Extract the complete data exactly as given.

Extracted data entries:
● ● ● ● ● ● ●

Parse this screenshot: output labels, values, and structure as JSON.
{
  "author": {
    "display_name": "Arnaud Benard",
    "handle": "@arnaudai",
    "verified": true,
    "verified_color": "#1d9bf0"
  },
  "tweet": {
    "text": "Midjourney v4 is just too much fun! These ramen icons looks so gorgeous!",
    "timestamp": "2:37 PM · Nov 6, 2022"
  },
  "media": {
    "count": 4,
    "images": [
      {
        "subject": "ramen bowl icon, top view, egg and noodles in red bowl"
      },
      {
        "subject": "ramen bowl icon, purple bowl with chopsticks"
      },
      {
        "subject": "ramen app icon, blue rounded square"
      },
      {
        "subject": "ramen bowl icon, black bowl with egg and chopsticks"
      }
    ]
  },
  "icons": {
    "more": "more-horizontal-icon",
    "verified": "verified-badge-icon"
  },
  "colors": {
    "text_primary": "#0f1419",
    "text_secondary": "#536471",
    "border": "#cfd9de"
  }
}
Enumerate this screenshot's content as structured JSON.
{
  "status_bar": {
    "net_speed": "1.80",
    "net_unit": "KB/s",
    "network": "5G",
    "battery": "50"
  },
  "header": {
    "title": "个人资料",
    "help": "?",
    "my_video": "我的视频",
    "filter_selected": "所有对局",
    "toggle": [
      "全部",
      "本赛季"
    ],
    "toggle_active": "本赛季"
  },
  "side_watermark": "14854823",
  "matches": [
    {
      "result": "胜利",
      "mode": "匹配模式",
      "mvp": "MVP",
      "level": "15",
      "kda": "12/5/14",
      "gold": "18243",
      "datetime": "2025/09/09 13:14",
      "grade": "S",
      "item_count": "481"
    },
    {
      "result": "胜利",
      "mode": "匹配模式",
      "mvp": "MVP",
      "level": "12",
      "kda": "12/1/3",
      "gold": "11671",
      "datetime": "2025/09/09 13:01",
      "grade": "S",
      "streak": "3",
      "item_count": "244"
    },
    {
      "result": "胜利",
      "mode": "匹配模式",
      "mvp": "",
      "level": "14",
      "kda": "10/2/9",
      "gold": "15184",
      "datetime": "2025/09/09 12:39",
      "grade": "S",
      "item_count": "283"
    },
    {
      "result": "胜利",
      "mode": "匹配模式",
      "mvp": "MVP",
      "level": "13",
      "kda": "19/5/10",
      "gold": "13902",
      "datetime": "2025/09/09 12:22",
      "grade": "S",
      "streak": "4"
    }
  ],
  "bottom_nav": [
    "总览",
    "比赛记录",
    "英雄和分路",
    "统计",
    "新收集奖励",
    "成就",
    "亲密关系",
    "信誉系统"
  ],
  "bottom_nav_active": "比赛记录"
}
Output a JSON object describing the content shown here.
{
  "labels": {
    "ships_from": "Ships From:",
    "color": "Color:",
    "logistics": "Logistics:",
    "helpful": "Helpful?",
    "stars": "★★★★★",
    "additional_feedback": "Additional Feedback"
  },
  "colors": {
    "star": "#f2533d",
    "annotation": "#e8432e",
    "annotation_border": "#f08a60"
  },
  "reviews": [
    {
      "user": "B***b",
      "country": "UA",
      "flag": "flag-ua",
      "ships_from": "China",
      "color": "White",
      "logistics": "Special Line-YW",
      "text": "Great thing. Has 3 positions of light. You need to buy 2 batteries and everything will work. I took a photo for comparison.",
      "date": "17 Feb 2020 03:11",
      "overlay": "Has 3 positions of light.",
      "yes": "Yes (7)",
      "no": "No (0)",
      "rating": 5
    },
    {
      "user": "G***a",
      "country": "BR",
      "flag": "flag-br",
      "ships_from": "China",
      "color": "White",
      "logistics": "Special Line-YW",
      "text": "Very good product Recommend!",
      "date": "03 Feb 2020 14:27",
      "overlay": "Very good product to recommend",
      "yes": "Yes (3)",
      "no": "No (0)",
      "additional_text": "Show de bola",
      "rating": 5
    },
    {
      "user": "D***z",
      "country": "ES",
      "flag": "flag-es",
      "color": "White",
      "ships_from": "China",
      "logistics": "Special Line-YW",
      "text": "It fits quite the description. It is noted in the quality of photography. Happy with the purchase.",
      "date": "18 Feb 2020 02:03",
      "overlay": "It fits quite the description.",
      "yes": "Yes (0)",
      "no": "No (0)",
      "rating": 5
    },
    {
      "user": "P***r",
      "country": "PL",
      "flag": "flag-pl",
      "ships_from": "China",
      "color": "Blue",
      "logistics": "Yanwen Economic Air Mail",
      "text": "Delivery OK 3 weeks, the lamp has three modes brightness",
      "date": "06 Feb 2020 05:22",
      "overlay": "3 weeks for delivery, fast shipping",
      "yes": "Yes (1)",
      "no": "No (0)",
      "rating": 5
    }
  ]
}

● ● ● ● ● ● ●

== Task result ==
Parse this screenshot: output labels, values, and structure as JSON.
{
  "author": {
    "display_name": "Arnaud Benard",
    "handle": "@arnaudai",
    "verified": true,
    "verified_color": "#1d9bf0"
  },
  "tweet": {
    "text": "Midjourney v4 is just too much fun! These ramen icons looks so gorgeous!",
    "timestamp": "2:37 PM · Nov 6, 2022"
  },
  "media": {
    "count": 4,
    "images": [
      {
        "subject": "ramen bowl icon, top view, egg and noodles in red bowl"
      },
      {
        "subject": "ramen bowl icon, purple bowl with chopsticks"
      },
      {
        "subject": "ramen app icon, blue rounded square"
      },
      {
        "subject": "ramen bowl icon, black bowl with egg and chopsticks"
      }
    ]
  },
  "icons": {
    "more": "more-horizontal-icon",
    "verified": "verified-badge-icon"
  },
  "colors": {
    "text_primary": "#0f1419",
    "text_secondary": "#536471",
    "border": "#cfd9de"
  }
}
Enumerate this screenshot's content as structured JSON.
{
  "status_bar": {
    "net_speed": "1.80",
    "net_unit": "KB/s",
    "network": "5G",
    "battery": "50"
  },
  "header": {
    "title": "个人资料",
    "help": "?",
    "my_video": "我的视频",
    "filter_selected": "所有对局",
    "toggle": [
      "全部",
      "本赛季"
    ],
    "toggle_active": "本赛季"
  },
  "side_watermark": "14854823",
  "matches": [
    {
      "result": "胜利",
      "mode": "匹配模式",
      "mvp": "MVP",
      "level": "15",
      "kda": "12/5/14",
      "gold": "18243",
      "datetime": "2025/09/09 13:14",
      "grade": "S",
      "item_count": "481"
    },
    {
      "result": "胜利",
      "mode": "匹配模式",
      "mvp": "MVP",
      "level": "12",
      "kda": "12/1/3",
      "gold": "11671",
      "datetime": "2025/09/09 13:01",
      "grade": "S",
      "streak": "3",
      "item_count": "244"
    },
    {
      "result": "胜利",
      "mode": "匹配模式",
      "mvp": "",
      "level": "14",
      "kda": "10/2/9",
      "gold": "15184",
      "datetime": "2025/09/09 12:39",
      "grade": "S",
      "item_count": "283"
    },
    {
      "result": "胜利",
      "mode": "匹配模式",
      "mvp": "MVP",
      "level": "13",
      "kda": "19/5/10",
      "gold": "13902",
      "datetime": "2025/09/09 12:22",
      "grade": "S",
      "streak": "4"
    }
  ],
  "bottom_nav": [
    "总览",
    "比赛记录",
    "英雄和分路",
    "统计",
    "新收集奖励",
    "成就",
    "亲密关系",
    "信誉系统"
  ],
  "bottom_nav_active": "比赛记录"
}
Output a JSON object describing the content shown here.
{
  "labels": {
    "ships_from": "Ships From:",
    "color": "Color:",
    "logistics": "Logistics:",
    "helpful": "Helpful?",
    "stars": "★★★★★",
    "additional_feedback": "Additional Feedback"
  },
  "colors": {
    "star": "#f2533d",
    "annotation": "#e8432e",
    "annotation_border": "#f08a60"
  },
  "reviews": [
    {
      "user": "B***b",
      "country": "UA",
      "flag": "flag-ua",
      "ships_from": "China",
      "color": "White",
      "logistics": "Special Line-YW",
      "text": "Great thing. Has 3 positions of light. You need to buy 2 batteries and everything will work. I took a photo for comparison.",
      "date": "17 Feb 2020 03:11",
      "overlay": "Has 3 positions of light.",
      "yes": "Yes (7)",
      "no": "No (0)",
      "rating": 5
    },
    {
      "user": "G***a",
      "country": "BR",
      "flag": "flag-br",
      "ships_from": "China",
      "color": "White",
      "logistics": "Special Line-YW",
      "text": "Very good product Recommend!",
      "date": "03 Feb 2020 14:27",
      "overlay": "Very good product to recommend",
      "yes": "Yes (3)",
      "no": "No (0)",
      "additional_text": "Show de bola",
      "rating": 5
    },
    {
      "user": "D***z",
      "country": "ES",
      "flag": "flag-es",
      "color": "White",
      "ships_from": "China",
      "logistics": "Special Line-YW",
      "text": "It fits quite the description. It is noted in the quality of photography. Happy with the purchase.",
      "date": "18 Feb 2020 02:03",
      "overlay": "It fits quite the description.",
      "yes": "Yes (0)",
      "no": "No (0)",
      "rating": 5
    },
    {
      "user": "P***r",
      "country": "PL",
      "flag": "flag-pl",
      "ships_from": "China",
      "color": "Blue",
      "logistics": "Yanwen Economic Air Mail",
      "text": "Delivery OK 3 weeks, the lamp has three modes brightness",
      "date": "06 Feb 2020 05:22",
      "overlay": "3 weeks for delivery, fast shipping",
      "yes": "Yes (1)",
      "no": "No (0)",
      "rating": 5
    }
  ]
}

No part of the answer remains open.